That community held together for many years before it broke apart.

Marrying Richard meant Debra had to move. With their children in tow, they moved to Edmonton and in the process went from a family of 22 to a family of five.

Daughter Tarra was 13 at the time. She had grown up with most of her extended family living within 10 minutes from home. Suddenly losing that connection created a painful, lonesome void in their lives, she says.

“That was a big loss. It was like leaving a sibling behind, or a parent,” she says.

But while the supper table had grown smaller in their Edmonton home, the family continued to fill the chairs with Tarra's friends and those of her siblings. And today, with only one child of her own, Tarra says these friends have taken the place of the relatives she left behind.

Now grown up, these friends still meet for dinner once a week, play board games on weekends, and attend their children's school performances and sports events. Some of them spend whole vacations together, and with all of their children being of similar age, they encourage them to play together.

== Data extracts ==
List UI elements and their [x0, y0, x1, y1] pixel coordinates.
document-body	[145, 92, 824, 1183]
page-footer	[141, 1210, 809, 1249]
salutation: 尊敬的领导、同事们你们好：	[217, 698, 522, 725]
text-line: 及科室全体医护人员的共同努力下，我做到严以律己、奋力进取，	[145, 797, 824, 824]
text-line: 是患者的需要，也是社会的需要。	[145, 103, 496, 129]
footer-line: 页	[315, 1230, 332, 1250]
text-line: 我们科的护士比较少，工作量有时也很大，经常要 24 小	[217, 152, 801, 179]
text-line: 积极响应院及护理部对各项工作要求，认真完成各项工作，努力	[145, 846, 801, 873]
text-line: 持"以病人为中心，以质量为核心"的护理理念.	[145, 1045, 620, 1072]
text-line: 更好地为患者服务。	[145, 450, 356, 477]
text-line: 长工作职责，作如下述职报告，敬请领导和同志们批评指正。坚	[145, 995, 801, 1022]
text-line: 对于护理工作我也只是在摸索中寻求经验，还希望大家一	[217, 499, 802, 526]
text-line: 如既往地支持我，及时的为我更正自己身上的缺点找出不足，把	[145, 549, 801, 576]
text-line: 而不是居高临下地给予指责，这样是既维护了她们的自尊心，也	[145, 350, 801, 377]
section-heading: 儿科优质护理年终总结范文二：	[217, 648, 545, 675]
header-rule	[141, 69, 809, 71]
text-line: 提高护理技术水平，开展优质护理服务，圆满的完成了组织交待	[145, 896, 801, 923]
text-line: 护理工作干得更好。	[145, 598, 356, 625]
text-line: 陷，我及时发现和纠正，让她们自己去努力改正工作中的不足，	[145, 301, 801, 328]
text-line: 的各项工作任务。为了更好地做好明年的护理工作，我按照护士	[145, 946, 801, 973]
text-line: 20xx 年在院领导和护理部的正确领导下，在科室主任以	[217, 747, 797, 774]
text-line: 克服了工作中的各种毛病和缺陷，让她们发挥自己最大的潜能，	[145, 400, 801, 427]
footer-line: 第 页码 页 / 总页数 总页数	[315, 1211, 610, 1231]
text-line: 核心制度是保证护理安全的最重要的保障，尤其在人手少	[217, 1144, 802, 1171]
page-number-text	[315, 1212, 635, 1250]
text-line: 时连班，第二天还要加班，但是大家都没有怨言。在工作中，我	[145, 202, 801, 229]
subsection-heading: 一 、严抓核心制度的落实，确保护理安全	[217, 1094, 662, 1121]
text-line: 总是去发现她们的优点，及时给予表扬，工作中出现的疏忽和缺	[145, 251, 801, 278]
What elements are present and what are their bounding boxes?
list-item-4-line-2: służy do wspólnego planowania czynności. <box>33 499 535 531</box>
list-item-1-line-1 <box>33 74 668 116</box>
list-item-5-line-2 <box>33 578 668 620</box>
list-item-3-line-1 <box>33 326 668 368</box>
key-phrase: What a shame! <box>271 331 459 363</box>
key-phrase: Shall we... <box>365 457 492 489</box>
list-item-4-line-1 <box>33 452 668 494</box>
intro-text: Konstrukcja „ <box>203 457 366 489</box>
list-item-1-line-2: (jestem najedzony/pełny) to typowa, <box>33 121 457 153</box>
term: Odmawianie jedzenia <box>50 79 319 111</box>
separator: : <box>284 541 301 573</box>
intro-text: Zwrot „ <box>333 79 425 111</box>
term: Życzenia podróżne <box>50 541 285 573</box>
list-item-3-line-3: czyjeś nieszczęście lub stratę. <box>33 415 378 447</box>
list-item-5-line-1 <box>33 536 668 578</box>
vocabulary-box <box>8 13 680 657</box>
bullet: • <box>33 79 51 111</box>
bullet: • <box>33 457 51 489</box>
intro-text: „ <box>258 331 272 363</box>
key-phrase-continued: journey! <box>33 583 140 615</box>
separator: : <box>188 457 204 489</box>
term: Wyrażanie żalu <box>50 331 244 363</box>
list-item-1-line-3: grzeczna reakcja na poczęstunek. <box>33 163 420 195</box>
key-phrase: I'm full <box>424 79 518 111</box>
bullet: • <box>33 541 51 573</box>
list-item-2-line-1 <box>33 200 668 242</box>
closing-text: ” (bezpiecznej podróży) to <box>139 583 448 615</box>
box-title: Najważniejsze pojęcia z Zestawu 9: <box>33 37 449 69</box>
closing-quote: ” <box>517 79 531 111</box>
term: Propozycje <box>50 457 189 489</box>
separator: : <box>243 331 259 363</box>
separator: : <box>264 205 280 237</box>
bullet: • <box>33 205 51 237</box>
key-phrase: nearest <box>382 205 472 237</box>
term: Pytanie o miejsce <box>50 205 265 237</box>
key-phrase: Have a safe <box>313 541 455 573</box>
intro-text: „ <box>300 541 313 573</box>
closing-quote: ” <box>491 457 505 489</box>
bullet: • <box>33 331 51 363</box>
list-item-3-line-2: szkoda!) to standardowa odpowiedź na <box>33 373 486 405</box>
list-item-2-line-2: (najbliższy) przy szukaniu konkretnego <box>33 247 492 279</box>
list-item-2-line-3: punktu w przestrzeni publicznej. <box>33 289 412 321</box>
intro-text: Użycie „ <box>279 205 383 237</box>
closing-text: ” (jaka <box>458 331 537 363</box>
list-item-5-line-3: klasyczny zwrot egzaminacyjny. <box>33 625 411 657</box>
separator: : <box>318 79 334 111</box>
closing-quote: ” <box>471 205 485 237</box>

== Problem requirements ==
Please continue the passage above about Debra and Tarra's family and the friends who took the place of their relatives, starting right after its final sentence.

== Written answer ==
Having no cousins or siblings, Aerya now considers this group to be her family.

“There are no cousins. That just doesn't exist for her generation,” says Tarra. “The biological family is still very important, but because we all sort of moved away from the nuclear family, we created our own.”

A family community made up of fewer people takes dedication, says Derek.

He grew up with divorced parents and rarely saw his grandparents. That meant he lacked the sense of family community that Tarra and Debra had so easily accepted as part of their lives. That is, until he met Tarra, he says.

So when they had Aerya, they wanted an extended family for her, even if that meant creating one.

Today, the couple tries as much as possible to include their friends and remaining family in Aerya's life. They want her to grow up exposed to different thoughts and ideas. But they also want to provide her with a group of responsible adults that can give direction when needed.

That takes a lot of effort, and someone to clean the kitchen table at night so the family can sit down together and talk, Derek says.

“A person can have many friends but at the end of the day family can't leave you and they won't leave you,” he says. “I think in a world so diversified and with so many opinions it's nice to have that baseline. And that wasn't something I necessarily had growing up.”

Smaller families

The original family community that Debra and Tarra grew up with is not only diminishing because families are now scattered across the country, but also because there are fewer children being born.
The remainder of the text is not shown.